**PROVIDED INFORMATION:**
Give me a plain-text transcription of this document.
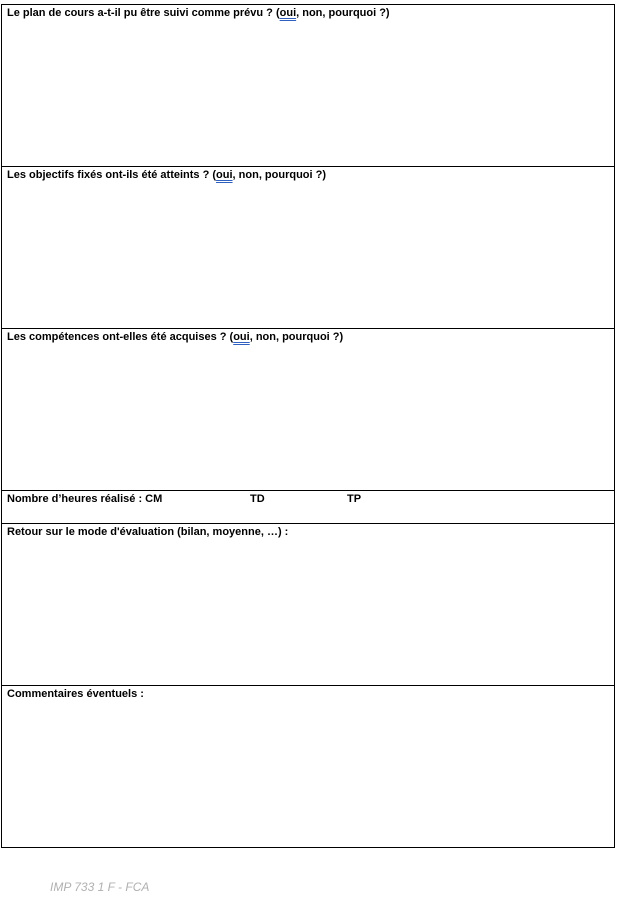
Le plan de cours a-t-il pu être suivi comme prévu ? (oui, non, pourquoi ?)

Les objectifs fixés ont-ils été atteints ? (oui, non, pourquoi ?)

Les compétences ont-elles été acquises ? (oui, non, pourquoi ?)

Nombre d’heures réalisé : CM	TD	TP

Retour sur le mode d'évaluation (bilan, moyenne, …) :

Commentaires éventuels :
IMP 733 1 F - FCA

**WHAT TO PRODUCE:**
Set the data above down again exactly as given, with no pictures.

**COMPLETED EXERCISE:**
Give me a plain-text transcription of this document.
Le plan de cours a-t-il pu être suivi comme prévu ? (oui, non, pourquoi ?)

Les objectifs fixés ont-ils été atteints ? (oui, non, pourquoi ?)

Les compétences ont-elles été acquises ? (oui, non, pourquoi ?)

Nombre d’heures réalisé : CM	TD	TP

Retour sur le mode d'évaluation (bilan, moyenne, …) :

Commentaires éventuels :
IMP 733 1 F - FCA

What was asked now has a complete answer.